Stored data:
===
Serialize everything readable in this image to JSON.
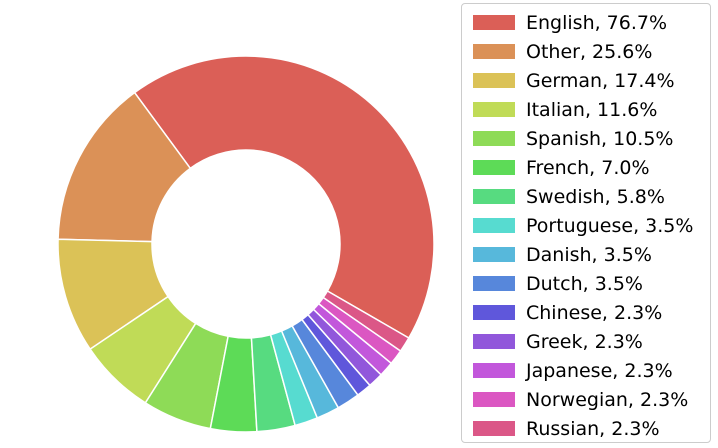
{
  "chart_data": {
    "type": "pie",
    "donut": true,
    "slices": [
      {
        "label": "English, 76.7%",
        "value": 76.7,
        "color": "#db5f57"
      },
      {
        "label": "Other, 25.6%",
        "value": 25.6,
        "color": "#db9157"
      },
      {
        "label": "German, 17.4%",
        "value": 17.4,
        "color": "#dbc257"
      },
      {
        "label": "Italian, 11.6%",
        "value": 11.6,
        "color": "#c0db57"
      },
      {
        "label": "Spanish, 10.5%",
        "value": 10.5,
        "color": "#8edb57"
      },
      {
        "label": "French, 7.0%",
        "value": 7.0,
        "color": "#5ddb57"
      },
      {
        "label": "Swedish, 5.8%",
        "value": 5.8,
        "color": "#57db80"
      },
      {
        "label": "Portuguese, 3.5%",
        "value": 3.5,
        "color": "#57dbd0"
      },
      {
        "label": "Danish, 3.5%",
        "value": 3.5,
        "color": "#57b8db"
      },
      {
        "label": "Dutch, 3.5%",
        "value": 3.5,
        "color": "#5787db"
      },
      {
        "label": "Chinese, 2.3%",
        "value": 2.3,
        "color": "#5f57db"
      },
      {
        "label": "Greek, 2.3%",
        "value": 2.3,
        "color": "#9157db"
      },
      {
        "label": "Japanese, 2.3%",
        "value": 2.3,
        "color": "#c257db"
      },
      {
        "label": "Norwegian, 2.3%",
        "value": 2.3,
        "color": "#db57c2"
      },
      {
        "label": "Russian, 2.3%",
        "value": 2.3,
        "color": "#db5787"
      }
    ],
    "start_angle_deg": -30,
    "direction": "counterclockwise",
    "legend_placement": "right"
  }
}
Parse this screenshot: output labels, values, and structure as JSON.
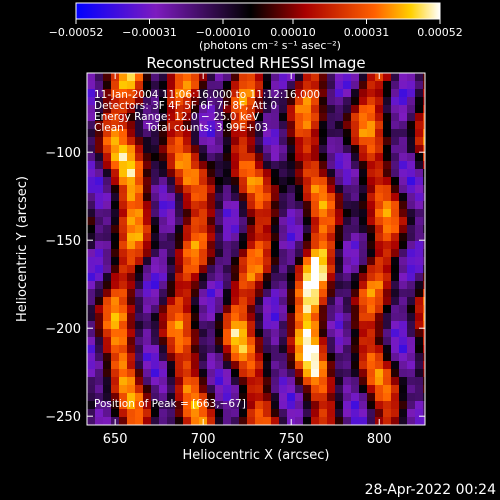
{
  "chart_data": {
    "type": "heatmap",
    "title": "Reconstructed RHESSI Image",
    "xlabel": "Heliocentric X (arcsec)",
    "ylabel": "Heliocentric Y (arcsec)",
    "xlim": [
      634,
      826
    ],
    "ylim": [
      -255,
      -55
    ],
    "x_ticks": [
      650,
      700,
      750,
      800
    ],
    "y_ticks": [
      -100,
      -150,
      -200,
      -250
    ],
    "x_tick_labels": [
      "650",
      "700",
      "750",
      "800"
    ],
    "y_tick_labels": [
      "−100",
      "−150",
      "−200",
      "−250"
    ],
    "colorbar": {
      "min": -0.00052,
      "max": 0.00052,
      "ticks": [
        -0.00052,
        -0.00031,
        -0.0001,
        0.0001,
        0.00031,
        0.00052
      ],
      "tick_labels": [
        "−0.00052",
        "−0.00031",
        "−0.00010",
        "0.00010",
        "0.00031",
        "0.00052"
      ],
      "unit_label": "(photons cm⁻² s⁻¹ asec⁻²)"
    },
    "annotations": {
      "time_range": "11-Jan-2004 11:06:16.000 to 11:12:16.000",
      "detectors": "Detectors: 3F 4F 5F 6F 7F 8F, Att 0",
      "energy_range": "Energy Range: 12.0 − 25.0 keV",
      "algorithm": "Clean",
      "total_counts": "Total counts: 3.99E+03",
      "peak_position": "Position of Peak = [663,−67]"
    },
    "peak": [
      663,
      -67
    ],
    "grid": false
  },
  "footer": {
    "timestamp": "28-Apr-2022 00:24"
  },
  "colors": {
    "background": "#000000",
    "text": "#ffffff",
    "colormap_stops": [
      "#0000ff",
      "#7d1bbf",
      "#000000",
      "#a90000",
      "#ff6000",
      "#ffffff"
    ]
  }
}
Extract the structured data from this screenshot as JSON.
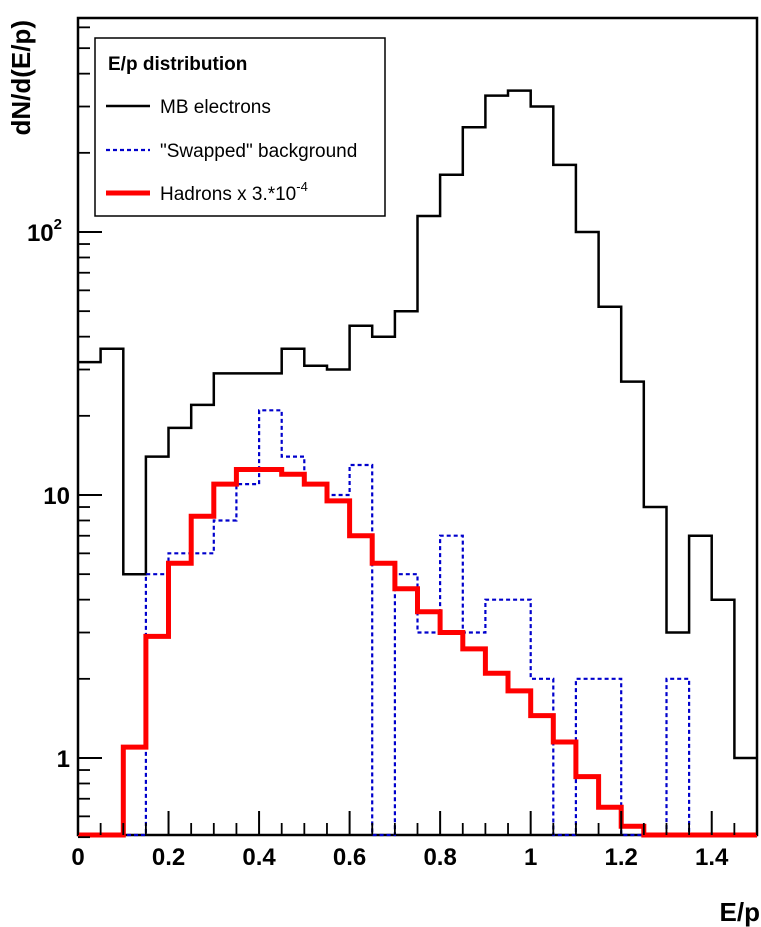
{
  "chart_data": {
    "type": "step",
    "title": "",
    "xlabel": "E/p",
    "ylabel": "dN/d(E/p)",
    "xlim": [
      0,
      1.5
    ],
    "ylim": [
      0.5,
      600
    ],
    "ylog": true,
    "grid": false,
    "legend_position": "top-left",
    "legend_title": "E/p distribution",
    "bin_edges": [
      0,
      0.05,
      0.1,
      0.15,
      0.2,
      0.25,
      0.3,
      0.35,
      0.4,
      0.45,
      0.5,
      0.55,
      0.6,
      0.65,
      0.7,
      0.75,
      0.8,
      0.85,
      0.9,
      0.95,
      1.0,
      1.05,
      1.1,
      1.15,
      1.2,
      1.25,
      1.3,
      1.35,
      1.4,
      1.45,
      1.5
    ],
    "x_ticks": [
      {
        "value": 0,
        "label": "0"
      },
      {
        "value": 0.2,
        "label": "0.2"
      },
      {
        "value": 0.4,
        "label": "0.4"
      },
      {
        "value": 0.6,
        "label": "0.6"
      },
      {
        "value": 0.8,
        "label": "0.8"
      },
      {
        "value": 1.0,
        "label": "1"
      },
      {
        "value": 1.2,
        "label": "1.2"
      },
      {
        "value": 1.4,
        "label": "1.4"
      }
    ],
    "y_ticks": [
      {
        "value": 1,
        "label": "1"
      },
      {
        "value": 10,
        "label": "10"
      },
      {
        "value": 100,
        "label": "10",
        "sup": "2"
      }
    ],
    "series": [
      {
        "name": "MB electrons",
        "color": "#000000",
        "style": "solid",
        "values": [
          32,
          36,
          5,
          14,
          18,
          22,
          29,
          29,
          29,
          36,
          31,
          30,
          44,
          40,
          50,
          115,
          165,
          250,
          330,
          345,
          300,
          180,
          100,
          52,
          27,
          9,
          3,
          7,
          4,
          1
        ]
      },
      {
        "name": "\"Swapped\" background",
        "color": "#0000cc",
        "style": "dotted",
        "values": [
          0.5,
          0.5,
          0.5,
          5,
          6,
          6,
          8,
          11,
          21,
          14,
          11,
          10,
          13,
          0.5,
          5,
          3,
          7,
          3,
          4,
          4,
          2,
          0.5,
          2,
          2,
          0.5,
          0.5,
          2,
          0.5,
          0.5,
          0.5
        ]
      },
      {
        "name": "Hadrons x 3.*10",
        "name_sup": "-4",
        "color": "#ff0000",
        "style": "thick",
        "values": [
          0.5,
          0.5,
          1.1,
          2.9,
          5.5,
          8.3,
          11,
          12.5,
          12.5,
          12,
          11,
          9.5,
          7,
          5.5,
          4.4,
          3.6,
          3,
          2.6,
          2.1,
          1.8,
          1.45,
          1.15,
          0.85,
          0.65,
          0.55,
          0.5,
          0.5,
          0.5,
          0.5,
          0.5
        ]
      }
    ]
  }
}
===
Return each line of the data that contains the string "style".

        "style": "solid",
        "style": "dotted",
        "style": "thick",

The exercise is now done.